(Saved data entries)
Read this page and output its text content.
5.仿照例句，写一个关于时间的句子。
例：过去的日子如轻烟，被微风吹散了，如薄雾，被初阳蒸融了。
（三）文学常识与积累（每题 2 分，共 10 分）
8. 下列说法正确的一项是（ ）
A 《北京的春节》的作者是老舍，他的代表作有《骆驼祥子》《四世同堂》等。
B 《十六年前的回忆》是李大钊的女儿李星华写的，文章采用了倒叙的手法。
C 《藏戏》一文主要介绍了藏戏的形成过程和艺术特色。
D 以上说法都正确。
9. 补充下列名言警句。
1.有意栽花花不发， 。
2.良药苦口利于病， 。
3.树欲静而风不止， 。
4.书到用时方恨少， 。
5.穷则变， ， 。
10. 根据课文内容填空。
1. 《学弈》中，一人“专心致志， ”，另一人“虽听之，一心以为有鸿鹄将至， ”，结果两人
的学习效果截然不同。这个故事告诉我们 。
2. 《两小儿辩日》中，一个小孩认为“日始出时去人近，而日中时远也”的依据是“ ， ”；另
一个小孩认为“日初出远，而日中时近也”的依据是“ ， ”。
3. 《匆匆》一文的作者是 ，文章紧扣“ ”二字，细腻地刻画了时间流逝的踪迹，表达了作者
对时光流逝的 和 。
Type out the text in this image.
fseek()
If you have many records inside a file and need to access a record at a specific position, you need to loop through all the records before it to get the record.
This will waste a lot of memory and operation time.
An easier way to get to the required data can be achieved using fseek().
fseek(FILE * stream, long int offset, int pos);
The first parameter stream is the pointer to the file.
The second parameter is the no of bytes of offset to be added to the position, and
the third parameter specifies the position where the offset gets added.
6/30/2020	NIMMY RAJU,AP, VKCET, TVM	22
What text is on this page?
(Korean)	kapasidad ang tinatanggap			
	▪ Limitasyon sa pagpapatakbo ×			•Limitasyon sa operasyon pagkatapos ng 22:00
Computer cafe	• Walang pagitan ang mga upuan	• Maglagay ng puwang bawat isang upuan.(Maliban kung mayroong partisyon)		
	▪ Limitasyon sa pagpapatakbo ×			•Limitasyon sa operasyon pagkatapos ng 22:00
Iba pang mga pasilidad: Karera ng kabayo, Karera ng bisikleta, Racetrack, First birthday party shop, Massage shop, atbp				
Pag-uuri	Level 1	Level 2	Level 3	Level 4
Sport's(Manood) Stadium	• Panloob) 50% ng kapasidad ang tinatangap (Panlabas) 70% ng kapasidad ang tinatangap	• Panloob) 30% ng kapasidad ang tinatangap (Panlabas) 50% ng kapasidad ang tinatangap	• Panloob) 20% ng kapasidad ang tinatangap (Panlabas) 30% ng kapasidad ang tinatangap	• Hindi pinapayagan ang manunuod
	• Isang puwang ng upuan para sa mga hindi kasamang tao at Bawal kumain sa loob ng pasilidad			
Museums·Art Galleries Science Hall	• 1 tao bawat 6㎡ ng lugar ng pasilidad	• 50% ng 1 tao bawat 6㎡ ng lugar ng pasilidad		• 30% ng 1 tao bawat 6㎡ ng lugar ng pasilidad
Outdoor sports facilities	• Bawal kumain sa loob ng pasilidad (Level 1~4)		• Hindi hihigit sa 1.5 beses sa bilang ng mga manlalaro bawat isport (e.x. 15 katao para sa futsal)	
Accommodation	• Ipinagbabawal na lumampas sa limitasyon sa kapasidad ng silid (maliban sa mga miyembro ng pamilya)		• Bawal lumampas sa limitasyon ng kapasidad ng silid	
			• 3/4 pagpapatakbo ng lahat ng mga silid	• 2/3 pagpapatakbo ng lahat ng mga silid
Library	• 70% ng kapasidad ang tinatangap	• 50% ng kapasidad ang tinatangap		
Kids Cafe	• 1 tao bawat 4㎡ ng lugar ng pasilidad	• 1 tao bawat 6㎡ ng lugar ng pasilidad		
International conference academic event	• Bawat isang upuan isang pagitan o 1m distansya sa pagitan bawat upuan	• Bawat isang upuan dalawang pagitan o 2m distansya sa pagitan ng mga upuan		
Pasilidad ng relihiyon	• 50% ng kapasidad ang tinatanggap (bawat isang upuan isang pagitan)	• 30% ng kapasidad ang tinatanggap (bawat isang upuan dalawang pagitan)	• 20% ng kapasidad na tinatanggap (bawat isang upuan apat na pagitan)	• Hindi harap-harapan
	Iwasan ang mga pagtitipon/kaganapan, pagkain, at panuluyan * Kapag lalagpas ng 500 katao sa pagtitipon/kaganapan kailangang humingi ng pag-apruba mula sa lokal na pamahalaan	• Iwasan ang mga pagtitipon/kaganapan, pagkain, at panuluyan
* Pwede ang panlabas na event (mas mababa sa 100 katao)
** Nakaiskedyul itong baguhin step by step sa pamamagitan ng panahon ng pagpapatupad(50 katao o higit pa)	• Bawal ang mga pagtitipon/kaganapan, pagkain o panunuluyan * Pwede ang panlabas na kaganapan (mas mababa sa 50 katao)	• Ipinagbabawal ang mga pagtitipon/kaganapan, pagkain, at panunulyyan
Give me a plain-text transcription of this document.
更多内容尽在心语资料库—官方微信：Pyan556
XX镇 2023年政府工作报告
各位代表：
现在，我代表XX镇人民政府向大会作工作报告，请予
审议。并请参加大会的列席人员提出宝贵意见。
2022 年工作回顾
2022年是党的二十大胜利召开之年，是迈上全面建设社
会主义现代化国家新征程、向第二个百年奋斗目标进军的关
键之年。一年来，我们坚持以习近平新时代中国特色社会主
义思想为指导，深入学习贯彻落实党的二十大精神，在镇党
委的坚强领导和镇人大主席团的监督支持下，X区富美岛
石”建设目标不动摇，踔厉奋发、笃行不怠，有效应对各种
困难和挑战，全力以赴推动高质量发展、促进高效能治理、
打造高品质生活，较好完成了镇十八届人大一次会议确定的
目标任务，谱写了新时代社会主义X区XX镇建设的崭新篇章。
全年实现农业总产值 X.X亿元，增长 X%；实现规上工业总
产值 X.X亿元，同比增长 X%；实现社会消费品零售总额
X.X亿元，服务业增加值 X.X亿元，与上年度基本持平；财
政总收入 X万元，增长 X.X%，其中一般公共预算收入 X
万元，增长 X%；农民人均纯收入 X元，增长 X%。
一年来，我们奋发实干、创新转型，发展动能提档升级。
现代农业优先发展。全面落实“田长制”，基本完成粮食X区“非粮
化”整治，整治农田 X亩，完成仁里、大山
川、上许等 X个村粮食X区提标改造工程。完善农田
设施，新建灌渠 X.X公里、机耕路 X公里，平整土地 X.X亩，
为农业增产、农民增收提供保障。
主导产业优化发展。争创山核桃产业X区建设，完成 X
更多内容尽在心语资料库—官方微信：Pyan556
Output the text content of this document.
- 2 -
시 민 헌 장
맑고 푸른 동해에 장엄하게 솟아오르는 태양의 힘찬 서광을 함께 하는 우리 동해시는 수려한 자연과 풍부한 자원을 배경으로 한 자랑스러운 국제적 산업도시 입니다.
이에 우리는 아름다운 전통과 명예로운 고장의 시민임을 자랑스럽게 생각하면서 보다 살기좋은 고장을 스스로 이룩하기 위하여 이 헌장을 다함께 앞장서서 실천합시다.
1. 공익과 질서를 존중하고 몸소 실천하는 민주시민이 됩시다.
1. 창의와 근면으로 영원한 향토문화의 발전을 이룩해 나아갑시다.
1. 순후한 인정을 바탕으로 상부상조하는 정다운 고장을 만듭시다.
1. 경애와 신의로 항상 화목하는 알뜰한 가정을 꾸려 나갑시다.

WHAT YOU WILL DO:
Print every entry exactly as it appears.

REPLY:
Read this page and output its text content.
5.仿照例句，写一个关于时间的句子。
例：过去的日子如轻烟，被微风吹散了，如薄雾，被初阳蒸融了。
（三）文学常识与积累（每题 2 分，共 10 分）
8. 下列说法正确的一项是（ ）
A 《北京的春节》的作者是老舍，他的代表作有《骆驼祥子》《四世同堂》等。
B 《十六年前的回忆》是李大钊的女儿李星华写的，文章采用了倒叙的手法。
C 《藏戏》一文主要介绍了藏戏的形成过程和艺术特色。
D 以上说法都正确。
9. 补充下列名言警句。
1.有意栽花花不发， 。
2.良药苦口利于病， 。
3.树欲静而风不止， 。
4.书到用时方恨少， 。
5.穷则变， ， 。
10. 根据课文内容填空。
1. 《学弈》中，一人“专心致志， ”，另一人“虽听之，一心以为有鸿鹄将至， ”，结果两人
的学习效果截然不同。这个故事告诉我们 。
2. 《两小儿辩日》中，一个小孩认为“日始出时去人近，而日中时远也”的依据是“ ， ”；另
一个小孩认为“日初出远，而日中时近也”的依据是“ ， ”。
3. 《匆匆》一文的作者是 ，文章紧扣“ ”二字，细腻地刻画了时间流逝的踪迹，表达了作者
对时光流逝的 和 。
Type out the text in this image.
fseek()
If you have many records inside a file and need to access a record at a specific position, you need to loop through all the records before it to get the record.
This will waste a lot of memory and operation time.
An easier way to get to the required data can be achieved using fseek().
fseek(FILE * stream, long int offset, int pos);
The first parameter stream is the pointer to the file.
The second parameter is the no of bytes of offset to be added to the position, and
the third parameter specifies the position where the offset gets added.
6/30/2020	NIMMY RAJU,AP, VKCET, TVM	22
What text is on this page?
(Korean)	kapasidad ang tinatanggap			
	▪ Limitasyon sa pagpapatakbo ×			•Limitasyon sa operasyon pagkatapos ng 22:00
Computer cafe	• Walang pagitan ang mga upuan	• Maglagay ng puwang bawat isang upuan.(Maliban kung mayroong partisyon)		
	▪ Limitasyon sa pagpapatakbo ×			•Limitasyon sa operasyon pagkatapos ng 22:00
Iba pang mga pasilidad: Karera ng kabayo, Karera ng bisikleta, Racetrack, First birthday party shop, Massage shop, atbp				
Pag-uuri	Level 1	Level 2	Level 3	Level 4
Sport's(Manood) Stadium	• Panloob) 50% ng kapasidad ang tinatangap (Panlabas) 70% ng kapasidad ang tinatangap	• Panloob) 30% ng kapasidad ang tinatangap (Panlabas) 50% ng kapasidad ang tinatangap	• Panloob) 20% ng kapasidad ang tinatangap (Panlabas) 30% ng kapasidad ang tinatangap	• Hindi pinapayagan ang manunuod
	• Isang puwang ng upuan para sa mga hindi kasamang tao at Bawal kumain sa loob ng pasilidad			
Museums·Art Galleries Science Hall	• 1 tao bawat 6㎡ ng lugar ng pasilidad	• 50% ng 1 tao bawat 6㎡ ng lugar ng pasilidad		• 30% ng 1 tao bawat 6㎡ ng lugar ng pasilidad
Outdoor sports facilities	• Bawal kumain sa loob ng pasilidad (Level 1~4)		• Hindi hihigit sa 1.5 beses sa bilang ng mga manlalaro bawat isport (e.x. 15 katao para sa futsal)	
Accommodation	• Ipinagbabawal na lumampas sa limitasyon sa kapasidad ng silid (maliban sa mga miyembro ng pamilya)		• Bawal lumampas sa limitasyon ng kapasidad ng silid	
			• 3/4 pagpapatakbo ng lahat ng mga silid	• 2/3 pagpapatakbo ng lahat ng mga silid
Library	• 70% ng kapasidad ang tinatangap	• 50% ng kapasidad ang tinatangap		
Kids Cafe	• 1 tao bawat 4㎡ ng lugar ng pasilidad	• 1 tao bawat 6㎡ ng lugar ng pasilidad		
International conference academic event	• Bawat isang upuan isang pagitan o 1m distansya sa pagitan bawat upuan	• Bawat isang upuan dalawang pagitan o 2m distansya sa pagitan ng mga upuan		
Pasilidad ng relihiyon	• 50% ng kapasidad ang tinatanggap (bawat isang upuan isang pagitan)	• 30% ng kapasidad ang tinatanggap (bawat isang upuan dalawang pagitan)	• 20% ng kapasidad na tinatanggap (bawat isang upuan apat na pagitan)	• Hindi harap-harapan
	Iwasan ang mga pagtitipon/kaganapan, pagkain, at panuluyan * Kapag lalagpas ng 500 katao sa pagtitipon/kaganapan kailangang humingi ng pag-apruba mula sa lokal na pamahalaan	• Iwasan ang mga pagtitipon/kaganapan, pagkain, at panuluyan
* Pwede ang panlabas na event (mas mababa sa 100 katao)
** Nakaiskedyul itong baguhin step by step sa pamamagitan ng panahon ng pagpapatupad(50 katao o higit pa)	• Bawal ang mga pagtitipon/kaganapan, pagkain o panunuluyan * Pwede ang panlabas na kaganapan (mas mababa sa 50 katao)	• Ipinagbabawal ang mga pagtitipon/kaganapan, pagkain, at panunulyyan
Give me a plain-text transcription of this document.
更多内容尽在心语资料库—官方微信：Pyan556
XX镇 2023年政府工作报告
各位代表：
现在，我代表XX镇人民政府向大会作工作报告，请予
审议。并请参加大会的列席人员提出宝贵意见。
2022 年工作回顾
2022年是党的二十大胜利召开之年，是迈上全面建设社
会主义现代化国家新征程、向第二个百年奋斗目标进军的关
键之年。一年来，我们坚持以习近平新时代中国特色社会主
义思想为指导，深入学习贯彻落实党的二十大精神，在镇党
委的坚强领导和镇人大主席团的监督支持下，X区富美岛
石”建设目标不动摇，踔厉奋发、笃行不怠，有效应对各种
困难和挑战，全力以赴推动高质量发展、促进高效能治理、
打造高品质生活，较好完成了镇十八届人大一次会议确定的
目标任务，谱写了新时代社会主义X区XX镇建设的崭新篇章。
全年实现农业总产值 X.X亿元，增长 X%；实现规上工业总
产值 X.X亿元，同比增长 X%；实现社会消费品零售总额
X.X亿元，服务业增加值 X.X亿元，与上年度基本持平；财
政总收入 X万元，增长 X.X%，其中一般公共预算收入 X
万元，增长 X%；农民人均纯收入 X元，增长 X%。
一年来，我们奋发实干、创新转型，发展动能提档升级。
现代农业优先发展。全面落实“田长制”，基本完成粮食X区“非粮
化”整治，整治农田 X亩，完成仁里、大山
川、上许等 X个村粮食X区提标改造工程。完善农田
设施，新建灌渠 X.X公里、机耕路 X公里，平整土地 X.X亩，
为农业增产、农民增收提供保障。
主导产业优化发展。争创山核桃产业X区建设，完成 X
更多内容尽在心语资料库—官方微信：Pyan556
Output the text content of this document.
- 2 -
시 민 헌 장
맑고 푸른 동해에 장엄하게 솟아오르는 태양의 힘찬 서광을 함께 하는 우리 동해시는 수려한 자연과 풍부한 자원을 배경으로 한 자랑스러운 국제적 산업도시 입니다.
이에 우리는 아름다운 전통과 명예로운 고장의 시민임을 자랑스럽게 생각하면서 보다 살기좋은 고장을 스스로 이룩하기 위하여 이 헌장을 다함께 앞장서서 실천합시다.
1. 공익과 질서를 존중하고 몸소 실천하는 민주시민이 됩시다.
1. 창의와 근면으로 영원한 향토문화의 발전을 이룩해 나아갑시다.
1. 순후한 인정을 바탕으로 상부상조하는 정다운 고장을 만듭시다.
1. 경애와 신의로 항상 화목하는 알뜰한 가정을 꾸려 나갑시다.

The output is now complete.